### Available records ###

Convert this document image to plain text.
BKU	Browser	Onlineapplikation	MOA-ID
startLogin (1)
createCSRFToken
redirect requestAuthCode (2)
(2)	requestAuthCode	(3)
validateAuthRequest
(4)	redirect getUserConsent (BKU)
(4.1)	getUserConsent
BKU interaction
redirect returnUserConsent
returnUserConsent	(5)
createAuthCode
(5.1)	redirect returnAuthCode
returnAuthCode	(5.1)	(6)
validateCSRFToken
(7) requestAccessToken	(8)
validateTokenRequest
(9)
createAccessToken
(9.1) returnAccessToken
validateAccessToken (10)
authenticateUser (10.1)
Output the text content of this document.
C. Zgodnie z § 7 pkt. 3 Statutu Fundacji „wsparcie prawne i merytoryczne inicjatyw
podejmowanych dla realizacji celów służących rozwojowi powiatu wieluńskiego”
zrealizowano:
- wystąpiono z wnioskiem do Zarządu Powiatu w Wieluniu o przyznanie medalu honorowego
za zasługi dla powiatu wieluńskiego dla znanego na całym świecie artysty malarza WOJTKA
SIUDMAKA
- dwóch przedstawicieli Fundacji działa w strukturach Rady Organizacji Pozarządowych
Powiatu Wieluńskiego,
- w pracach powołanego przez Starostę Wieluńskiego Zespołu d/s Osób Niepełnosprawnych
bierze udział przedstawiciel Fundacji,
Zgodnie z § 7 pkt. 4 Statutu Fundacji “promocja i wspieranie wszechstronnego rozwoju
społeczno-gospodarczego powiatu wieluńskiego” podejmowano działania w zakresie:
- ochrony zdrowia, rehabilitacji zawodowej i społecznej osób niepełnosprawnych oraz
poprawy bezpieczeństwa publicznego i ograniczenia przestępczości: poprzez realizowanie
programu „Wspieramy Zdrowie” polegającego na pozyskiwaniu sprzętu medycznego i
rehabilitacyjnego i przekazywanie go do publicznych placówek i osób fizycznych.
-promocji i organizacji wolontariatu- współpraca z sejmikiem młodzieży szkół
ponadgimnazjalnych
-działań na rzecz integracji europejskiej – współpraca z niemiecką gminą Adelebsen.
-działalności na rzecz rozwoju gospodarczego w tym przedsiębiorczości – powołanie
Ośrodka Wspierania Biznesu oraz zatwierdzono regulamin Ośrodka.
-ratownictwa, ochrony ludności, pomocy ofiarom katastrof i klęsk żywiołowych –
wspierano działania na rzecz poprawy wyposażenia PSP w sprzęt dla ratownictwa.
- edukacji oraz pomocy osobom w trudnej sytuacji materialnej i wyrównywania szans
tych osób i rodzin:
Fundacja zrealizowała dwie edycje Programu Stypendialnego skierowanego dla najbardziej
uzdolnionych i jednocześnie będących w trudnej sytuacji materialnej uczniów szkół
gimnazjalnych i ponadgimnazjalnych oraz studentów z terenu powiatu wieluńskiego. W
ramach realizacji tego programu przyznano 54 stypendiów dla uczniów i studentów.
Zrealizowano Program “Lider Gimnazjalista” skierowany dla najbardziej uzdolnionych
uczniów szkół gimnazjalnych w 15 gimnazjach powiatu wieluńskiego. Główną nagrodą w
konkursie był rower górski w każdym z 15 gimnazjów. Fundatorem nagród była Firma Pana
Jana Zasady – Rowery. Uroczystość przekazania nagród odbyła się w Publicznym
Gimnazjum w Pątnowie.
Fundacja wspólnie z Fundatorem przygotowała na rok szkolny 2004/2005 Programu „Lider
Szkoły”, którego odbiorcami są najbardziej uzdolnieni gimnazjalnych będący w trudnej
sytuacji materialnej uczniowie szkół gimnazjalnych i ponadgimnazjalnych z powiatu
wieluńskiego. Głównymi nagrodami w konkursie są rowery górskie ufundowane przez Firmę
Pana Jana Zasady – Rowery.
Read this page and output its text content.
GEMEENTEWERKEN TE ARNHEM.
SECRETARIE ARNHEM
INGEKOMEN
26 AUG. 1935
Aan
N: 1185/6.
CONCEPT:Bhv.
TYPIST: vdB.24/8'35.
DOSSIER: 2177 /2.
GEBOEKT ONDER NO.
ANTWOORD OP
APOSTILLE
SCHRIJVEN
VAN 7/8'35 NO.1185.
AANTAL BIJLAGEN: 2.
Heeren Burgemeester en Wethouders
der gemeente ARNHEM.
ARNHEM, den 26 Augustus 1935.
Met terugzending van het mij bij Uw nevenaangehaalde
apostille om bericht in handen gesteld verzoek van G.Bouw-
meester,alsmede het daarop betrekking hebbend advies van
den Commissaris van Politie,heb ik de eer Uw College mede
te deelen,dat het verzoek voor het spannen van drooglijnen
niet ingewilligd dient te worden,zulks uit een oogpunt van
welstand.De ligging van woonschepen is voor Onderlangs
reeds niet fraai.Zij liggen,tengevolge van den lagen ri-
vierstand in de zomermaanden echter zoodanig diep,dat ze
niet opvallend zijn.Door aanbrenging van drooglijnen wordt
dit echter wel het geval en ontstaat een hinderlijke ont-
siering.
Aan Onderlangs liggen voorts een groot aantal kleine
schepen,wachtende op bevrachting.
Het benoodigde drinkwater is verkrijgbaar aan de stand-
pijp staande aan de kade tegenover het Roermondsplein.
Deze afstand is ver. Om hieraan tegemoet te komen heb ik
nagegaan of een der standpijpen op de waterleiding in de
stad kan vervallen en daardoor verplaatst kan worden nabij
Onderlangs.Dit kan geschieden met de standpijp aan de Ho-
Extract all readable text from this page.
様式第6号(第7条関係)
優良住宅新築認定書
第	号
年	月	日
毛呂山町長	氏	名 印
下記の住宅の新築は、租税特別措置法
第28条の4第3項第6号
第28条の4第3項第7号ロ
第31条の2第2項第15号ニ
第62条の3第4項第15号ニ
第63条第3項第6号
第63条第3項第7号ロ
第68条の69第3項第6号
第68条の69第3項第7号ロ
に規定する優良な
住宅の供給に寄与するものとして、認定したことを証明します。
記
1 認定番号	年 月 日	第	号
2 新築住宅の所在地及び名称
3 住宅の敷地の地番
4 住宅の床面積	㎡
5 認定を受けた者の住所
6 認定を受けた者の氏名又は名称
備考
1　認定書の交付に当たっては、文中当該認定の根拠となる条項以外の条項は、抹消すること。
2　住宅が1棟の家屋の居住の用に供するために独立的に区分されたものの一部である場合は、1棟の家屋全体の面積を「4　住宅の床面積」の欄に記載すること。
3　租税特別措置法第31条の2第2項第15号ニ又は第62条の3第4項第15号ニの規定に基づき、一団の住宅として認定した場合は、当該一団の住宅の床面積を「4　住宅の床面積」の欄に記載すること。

###

Stated goal
Extract every line above exactly as it stands.

Response to the exercise
Convert this document image to plain text.
BKU	Browser	Onlineapplikation	MOA-ID
startLogin (1)
createCSRFToken
redirect requestAuthCode (2)
(2)	requestAuthCode	(3)
validateAuthRequest
(4)	redirect getUserConsent (BKU)
(4.1)	getUserConsent
BKU interaction
redirect returnUserConsent
returnUserConsent	(5)
createAuthCode
(5.1)	redirect returnAuthCode
returnAuthCode	(5.1)	(6)
validateCSRFToken
(7) requestAccessToken	(8)
validateTokenRequest
(9)
createAccessToken
(9.1) returnAccessToken
validateAccessToken (10)
authenticateUser (10.1)
Output the text content of this document.
C. Zgodnie z § 7 pkt. 3 Statutu Fundacji „wsparcie prawne i merytoryczne inicjatyw
podejmowanych dla realizacji celów służących rozwojowi powiatu wieluńskiego”
zrealizowano:
- wystąpiono z wnioskiem do Zarządu Powiatu w Wieluniu o przyznanie medalu honorowego
za zasługi dla powiatu wieluńskiego dla znanego na całym świecie artysty malarza WOJTKA
SIUDMAKA
- dwóch przedstawicieli Fundacji działa w strukturach Rady Organizacji Pozarządowych
Powiatu Wieluńskiego,
- w pracach powołanego przez Starostę Wieluńskiego Zespołu d/s Osób Niepełnosprawnych
bierze udział przedstawiciel Fundacji,
Zgodnie z § 7 pkt. 4 Statutu Fundacji “promocja i wspieranie wszechstronnego rozwoju
społeczno-gospodarczego powiatu wieluńskiego” podejmowano działania w zakresie:
- ochrony zdrowia, rehabilitacji zawodowej i społecznej osób niepełnosprawnych oraz
poprawy bezpieczeństwa publicznego i ograniczenia przestępczości: poprzez realizowanie
programu „Wspieramy Zdrowie” polegającego na pozyskiwaniu sprzętu medycznego i
rehabilitacyjnego i przekazywanie go do publicznych placówek i osób fizycznych.
-promocji i organizacji wolontariatu- współpraca z sejmikiem młodzieży szkół
ponadgimnazjalnych
-działań na rzecz integracji europejskiej – współpraca z niemiecką gminą Adelebsen.
-działalności na rzecz rozwoju gospodarczego w tym przedsiębiorczości – powołanie
Ośrodka Wspierania Biznesu oraz zatwierdzono regulamin Ośrodka.
-ratownictwa, ochrony ludności, pomocy ofiarom katastrof i klęsk żywiołowych –
wspierano działania na rzecz poprawy wyposażenia PSP w sprzęt dla ratownictwa.
- edukacji oraz pomocy osobom w trudnej sytuacji materialnej i wyrównywania szans
tych osób i rodzin:
Fundacja zrealizowała dwie edycje Programu Stypendialnego skierowanego dla najbardziej
uzdolnionych i jednocześnie będących w trudnej sytuacji materialnej uczniów szkół
gimnazjalnych i ponadgimnazjalnych oraz studentów z terenu powiatu wieluńskiego. W
ramach realizacji tego programu przyznano 54 stypendiów dla uczniów i studentów.
Zrealizowano Program “Lider Gimnazjalista” skierowany dla najbardziej uzdolnionych
uczniów szkół gimnazjalnych w 15 gimnazjach powiatu wieluńskiego. Główną nagrodą w
konkursie był rower górski w każdym z 15 gimnazjów. Fundatorem nagród była Firma Pana
Jana Zasady – Rowery. Uroczystość przekazania nagród odbyła się w Publicznym
Gimnazjum w Pątnowie.
Fundacja wspólnie z Fundatorem przygotowała na rok szkolny 2004/2005 Programu „Lider
Szkoły”, którego odbiorcami są najbardziej uzdolnieni gimnazjalnych będący w trudnej
sytuacji materialnej uczniowie szkół gimnazjalnych i ponadgimnazjalnych z powiatu
wieluńskiego. Głównymi nagrodami w konkursie są rowery górskie ufundowane przez Firmę
Pana Jana Zasady – Rowery.
Read this page and output its text content.
GEMEENTEWERKEN TE ARNHEM.
SECRETARIE ARNHEM
INGEKOMEN
26 AUG. 1935
Aan
N: 1185/6.
CONCEPT:Bhv.
TYPIST: vdB.24/8'35.
DOSSIER: 2177 /2.
GEBOEKT ONDER NO.
ANTWOORD OP
APOSTILLE
SCHRIJVEN
VAN 7/8'35 NO.1185.
AANTAL BIJLAGEN: 2.
Heeren Burgemeester en Wethouders
der gemeente ARNHEM.
ARNHEM, den 26 Augustus 1935.
Met terugzending van het mij bij Uw nevenaangehaalde
apostille om bericht in handen gesteld verzoek van G.Bouw-
meester,alsmede het daarop betrekking hebbend advies van
den Commissaris van Politie,heb ik de eer Uw College mede
te deelen,dat het verzoek voor het spannen van drooglijnen
niet ingewilligd dient te worden,zulks uit een oogpunt van
welstand.De ligging van woonschepen is voor Onderlangs
reeds niet fraai.Zij liggen,tengevolge van den lagen ri-
vierstand in de zomermaanden echter zoodanig diep,dat ze
niet opvallend zijn.Door aanbrenging van drooglijnen wordt
dit echter wel het geval en ontstaat een hinderlijke ont-
siering.
Aan Onderlangs liggen voorts een groot aantal kleine
schepen,wachtende op bevrachting.
Het benoodigde drinkwater is verkrijgbaar aan de stand-
pijp staande aan de kade tegenover het Roermondsplein.
Deze afstand is ver. Om hieraan tegemoet te komen heb ik
nagegaan of een der standpijpen op de waterleiding in de
stad kan vervallen en daardoor verplaatst kan worden nabij
Onderlangs.Dit kan geschieden met de standpijp aan de Ho-
Extract all readable text from this page.
様式第6号(第7条関係)
優良住宅新築認定書
第	号
年	月	日
毛呂山町長	氏	名 印
下記の住宅の新築は、租税特別措置法
第28条の4第3項第6号
第28条の4第3項第7号ロ
第31条の2第2項第15号ニ
第62条の3第4項第15号ニ
第63条第3項第6号
第63条第3項第7号ロ
第68条の69第3項第6号
第68条の69第3項第7号ロ
に規定する優良な
住宅の供給に寄与するものとして、認定したことを証明します。
記
1 認定番号	年 月 日	第	号
2 新築住宅の所在地及び名称
3 住宅の敷地の地番
4 住宅の床面積	㎡
5 認定を受けた者の住所
6 認定を受けた者の氏名又は名称
備考
1　認定書の交付に当たっては、文中当該認定の根拠となる条項以外の条項は、抹消すること。
2　住宅が1棟の家屋の居住の用に供するために独立的に区分されたものの一部である場合は、1棟の家屋全体の面積を「4　住宅の床面積」の欄に記載すること。
3　租税特別措置法第31条の2第2項第15号ニ又は第62条の3第4項第15号ニの規定に基づき、一団の住宅として認定した場合は、当該一団の住宅の床面積を「4　住宅の床面積」の欄に記載すること。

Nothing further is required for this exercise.